Copy every line of the data exactly, leaving nothing out.

* BEGIN Provided records *

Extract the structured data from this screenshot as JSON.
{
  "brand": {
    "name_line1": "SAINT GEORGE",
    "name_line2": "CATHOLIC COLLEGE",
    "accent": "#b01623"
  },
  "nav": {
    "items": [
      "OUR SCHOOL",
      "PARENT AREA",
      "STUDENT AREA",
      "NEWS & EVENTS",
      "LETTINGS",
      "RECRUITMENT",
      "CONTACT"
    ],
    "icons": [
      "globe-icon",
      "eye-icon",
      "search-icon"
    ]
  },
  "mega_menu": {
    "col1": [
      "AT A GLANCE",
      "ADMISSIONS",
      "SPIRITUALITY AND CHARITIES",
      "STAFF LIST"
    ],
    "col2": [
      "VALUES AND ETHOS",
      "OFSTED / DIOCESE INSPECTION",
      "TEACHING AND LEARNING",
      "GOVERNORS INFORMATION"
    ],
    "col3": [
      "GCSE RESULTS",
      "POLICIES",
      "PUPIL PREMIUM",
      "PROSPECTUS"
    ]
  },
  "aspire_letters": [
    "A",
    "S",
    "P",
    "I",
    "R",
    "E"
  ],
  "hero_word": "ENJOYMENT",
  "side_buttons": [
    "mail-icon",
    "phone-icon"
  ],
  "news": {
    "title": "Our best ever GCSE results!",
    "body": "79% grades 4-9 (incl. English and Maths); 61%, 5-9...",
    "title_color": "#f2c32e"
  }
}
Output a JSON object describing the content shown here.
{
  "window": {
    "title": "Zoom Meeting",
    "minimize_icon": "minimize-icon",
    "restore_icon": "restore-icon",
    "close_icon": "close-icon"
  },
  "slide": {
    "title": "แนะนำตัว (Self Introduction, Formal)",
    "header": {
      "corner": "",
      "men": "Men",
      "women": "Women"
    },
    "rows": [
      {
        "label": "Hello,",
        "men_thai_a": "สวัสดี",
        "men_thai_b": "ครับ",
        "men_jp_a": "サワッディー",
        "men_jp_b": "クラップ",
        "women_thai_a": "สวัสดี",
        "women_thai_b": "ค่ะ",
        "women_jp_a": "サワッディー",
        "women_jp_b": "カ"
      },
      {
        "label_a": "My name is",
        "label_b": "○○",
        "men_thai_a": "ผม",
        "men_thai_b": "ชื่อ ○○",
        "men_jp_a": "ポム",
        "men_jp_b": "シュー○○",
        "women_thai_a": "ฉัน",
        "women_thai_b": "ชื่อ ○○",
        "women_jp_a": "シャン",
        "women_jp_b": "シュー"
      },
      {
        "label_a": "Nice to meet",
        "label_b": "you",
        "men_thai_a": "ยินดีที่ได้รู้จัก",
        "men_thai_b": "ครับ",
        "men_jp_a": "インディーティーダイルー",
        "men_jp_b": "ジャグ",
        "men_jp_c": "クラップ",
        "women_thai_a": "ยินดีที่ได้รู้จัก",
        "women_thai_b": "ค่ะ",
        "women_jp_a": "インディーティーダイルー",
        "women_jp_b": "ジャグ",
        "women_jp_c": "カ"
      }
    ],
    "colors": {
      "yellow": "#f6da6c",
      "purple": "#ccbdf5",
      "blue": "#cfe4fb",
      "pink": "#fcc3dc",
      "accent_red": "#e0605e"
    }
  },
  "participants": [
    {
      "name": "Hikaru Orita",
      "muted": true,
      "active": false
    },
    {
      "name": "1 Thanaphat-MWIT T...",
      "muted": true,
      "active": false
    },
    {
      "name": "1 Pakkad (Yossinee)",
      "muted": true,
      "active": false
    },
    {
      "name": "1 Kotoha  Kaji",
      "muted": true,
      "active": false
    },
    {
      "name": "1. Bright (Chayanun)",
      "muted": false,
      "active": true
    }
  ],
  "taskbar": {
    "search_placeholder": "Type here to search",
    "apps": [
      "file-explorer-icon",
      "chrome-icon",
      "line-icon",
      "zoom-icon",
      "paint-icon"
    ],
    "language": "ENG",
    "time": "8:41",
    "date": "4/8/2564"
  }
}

* END Provided records *

• [The output]:
Extract the structured data from this screenshot as JSON.
{
  "brand": {
    "name_line1": "SAINT GEORGE",
    "name_line2": "CATHOLIC COLLEGE",
    "accent": "#b01623"
  },
  "nav": {
    "items": [
      "OUR SCHOOL",
      "PARENT AREA",
      "STUDENT AREA",
      "NEWS & EVENTS",
      "LETTINGS",
      "RECRUITMENT",
      "CONTACT"
    ],
    "icons": [
      "globe-icon",
      "eye-icon",
      "search-icon"
    ]
  },
  "mega_menu": {
    "col1": [
      "AT A GLANCE",
      "ADMISSIONS",
      "SPIRITUALITY AND CHARITIES",
      "STAFF LIST"
    ],
    "col2": [
      "VALUES AND ETHOS",
      "OFSTED / DIOCESE INSPECTION",
      "TEACHING AND LEARNING",
      "GOVERNORS INFORMATION"
    ],
    "col3": [
      "GCSE RESULTS",
      "POLICIES",
      "PUPIL PREMIUM",
      "PROSPECTUS"
    ]
  },
  "aspire_letters": [
    "A",
    "S",
    "P",
    "I",
    "R",
    "E"
  ],
  "hero_word": "ENJOYMENT",
  "side_buttons": [
    "mail-icon",
    "phone-icon"
  ],
  "news": {
    "title": "Our best ever GCSE results!",
    "body": "79% grades 4-9 (incl. English and Maths); 61%, 5-9...",
    "title_color": "#f2c32e"
  }
}
Output a JSON object describing the content shown here.
{
  "window": {
    "title": "Zoom Meeting",
    "minimize_icon": "minimize-icon",
    "restore_icon": "restore-icon",
    "close_icon": "close-icon"
  },
  "slide": {
    "title": "แนะนำตัว (Self Introduction, Formal)",
    "header": {
      "corner": "",
      "men": "Men",
      "women": "Women"
    },
    "rows": [
      {
        "label": "Hello,",
        "men_thai_a": "สวัสดี",
        "men_thai_b": "ครับ",
        "men_jp_a": "サワッディー",
        "men_jp_b": "クラップ",
        "women_thai_a": "สวัสดี",
        "women_thai_b": "ค่ะ",
        "women_jp_a": "サワッディー",
        "women_jp_b": "カ"
      },
      {
        "label_a": "My name is",
        "label_b": "○○",
        "men_thai_a": "ผม",
        "men_thai_b": "ชื่อ ○○",
        "men_jp_a": "ポム",
        "men_jp_b": "シュー○○",
        "women_thai_a": "ฉัน",
        "women_thai_b": "ชื่อ ○○",
        "women_jp_a": "シャン",
        "women_jp_b": "シュー"
      },
      {
        "label_a": "Nice to meet",
        "label_b": "you",
        "men_thai_a": "ยินดีที่ได้รู้จัก",
        "men_thai_b": "ครับ",
        "men_jp_a": "インディーティーダイルー",
        "men_jp_b": "ジャグ",
        "men_jp_c": "クラップ",
        "women_thai_a": "ยินดีที่ได้รู้จัก",
        "women_thai_b": "ค่ะ",
        "women_jp_a": "インディーティーダイルー",
        "women_jp_b": "ジャグ",
        "women_jp_c": "カ"
      }
    ],
    "colors": {
      "yellow": "#f6da6c",
      "purple": "#ccbdf5",
      "blue": "#cfe4fb",
      "pink": "#fcc3dc",
      "accent_red": "#e0605e"
    }
  },
  "participants": [
    {
      "name": "Hikaru Orita",
      "muted": true,
      "active": false
    },
    {
      "name": "1 Thanaphat-MWIT T...",
      "muted": true,
      "active": false
    },
    {
      "name": "1 Pakkad (Yossinee)",
      "muted": true,
      "active": false
    },
    {
      "name": "1 Kotoha  Kaji",
      "muted": true,
      "active": false
    },
    {
      "name": "1. Bright (Chayanun)",
      "muted": false,
      "active": true
    }
  ],
  "taskbar": {
    "search_placeholder": "Type here to search",
    "apps": [
      "file-explorer-icon",
      "chrome-icon",
      "line-icon",
      "zoom-icon",
      "paint-icon"
    ],
    "language": "ENG",
    "time": "8:41",
    "date": "4/8/2564"
  }
}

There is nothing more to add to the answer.